(Collected data)
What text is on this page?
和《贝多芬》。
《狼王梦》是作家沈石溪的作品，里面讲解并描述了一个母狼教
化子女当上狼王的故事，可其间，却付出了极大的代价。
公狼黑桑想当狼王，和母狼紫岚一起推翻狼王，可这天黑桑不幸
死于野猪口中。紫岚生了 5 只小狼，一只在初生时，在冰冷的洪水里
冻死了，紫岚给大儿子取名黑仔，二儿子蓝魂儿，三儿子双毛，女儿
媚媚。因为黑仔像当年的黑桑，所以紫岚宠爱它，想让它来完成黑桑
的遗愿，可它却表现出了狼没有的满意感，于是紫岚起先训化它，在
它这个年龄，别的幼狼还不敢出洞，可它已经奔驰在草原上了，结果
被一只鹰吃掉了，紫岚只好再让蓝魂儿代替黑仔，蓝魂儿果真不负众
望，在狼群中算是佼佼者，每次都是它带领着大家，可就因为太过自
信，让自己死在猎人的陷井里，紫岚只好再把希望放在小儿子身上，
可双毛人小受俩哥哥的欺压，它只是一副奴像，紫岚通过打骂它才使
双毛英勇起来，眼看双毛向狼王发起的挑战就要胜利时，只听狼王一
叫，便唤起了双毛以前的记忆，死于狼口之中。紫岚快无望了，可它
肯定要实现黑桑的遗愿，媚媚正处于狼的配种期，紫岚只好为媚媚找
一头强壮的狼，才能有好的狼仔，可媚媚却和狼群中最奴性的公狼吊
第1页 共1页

*Your task*:
Reproduce the full listing word for word.

*Answer*:
What text is on this page?
和《贝多芬》。
《狼王梦》是作家沈石溪的作品，里面讲解并描述了一个母狼教
化子女当上狼王的故事，可其间，却付出了极大的代价。
公狼黑桑想当狼王，和母狼紫岚一起推翻狼王，可这天黑桑不幸
死于野猪口中。紫岚生了 5 只小狼，一只在初生时，在冰冷的洪水里
冻死了，紫岚给大儿子取名黑仔，二儿子蓝魂儿，三儿子双毛，女儿
媚媚。因为黑仔像当年的黑桑，所以紫岚宠爱它，想让它来完成黑桑
的遗愿，可它却表现出了狼没有的满意感，于是紫岚起先训化它，在
它这个年龄，别的幼狼还不敢出洞，可它已经奔驰在草原上了，结果
被一只鹰吃掉了，紫岚只好再让蓝魂儿代替黑仔，蓝魂儿果真不负众
望，在狼群中算是佼佼者，每次都是它带领着大家，可就因为太过自
信，让自己死在猎人的陷井里，紫岚只好再把希望放在小儿子身上，
可双毛人小受俩哥哥的欺压，它只是一副奴像，紫岚通过打骂它才使
双毛英勇起来，眼看双毛向狼王发起的挑战就要胜利时，只听狼王一
叫，便唤起了双毛以前的记忆，死于狼口之中。紫岚快无望了，可它
肯定要实现黑桑的遗愿，媚媚正处于狼的配种期，紫岚只好为媚媚找
一头强壮的狼，才能有好的狼仔，可媚媚却和狼群中最奴性的公狼吊
第1页 共1页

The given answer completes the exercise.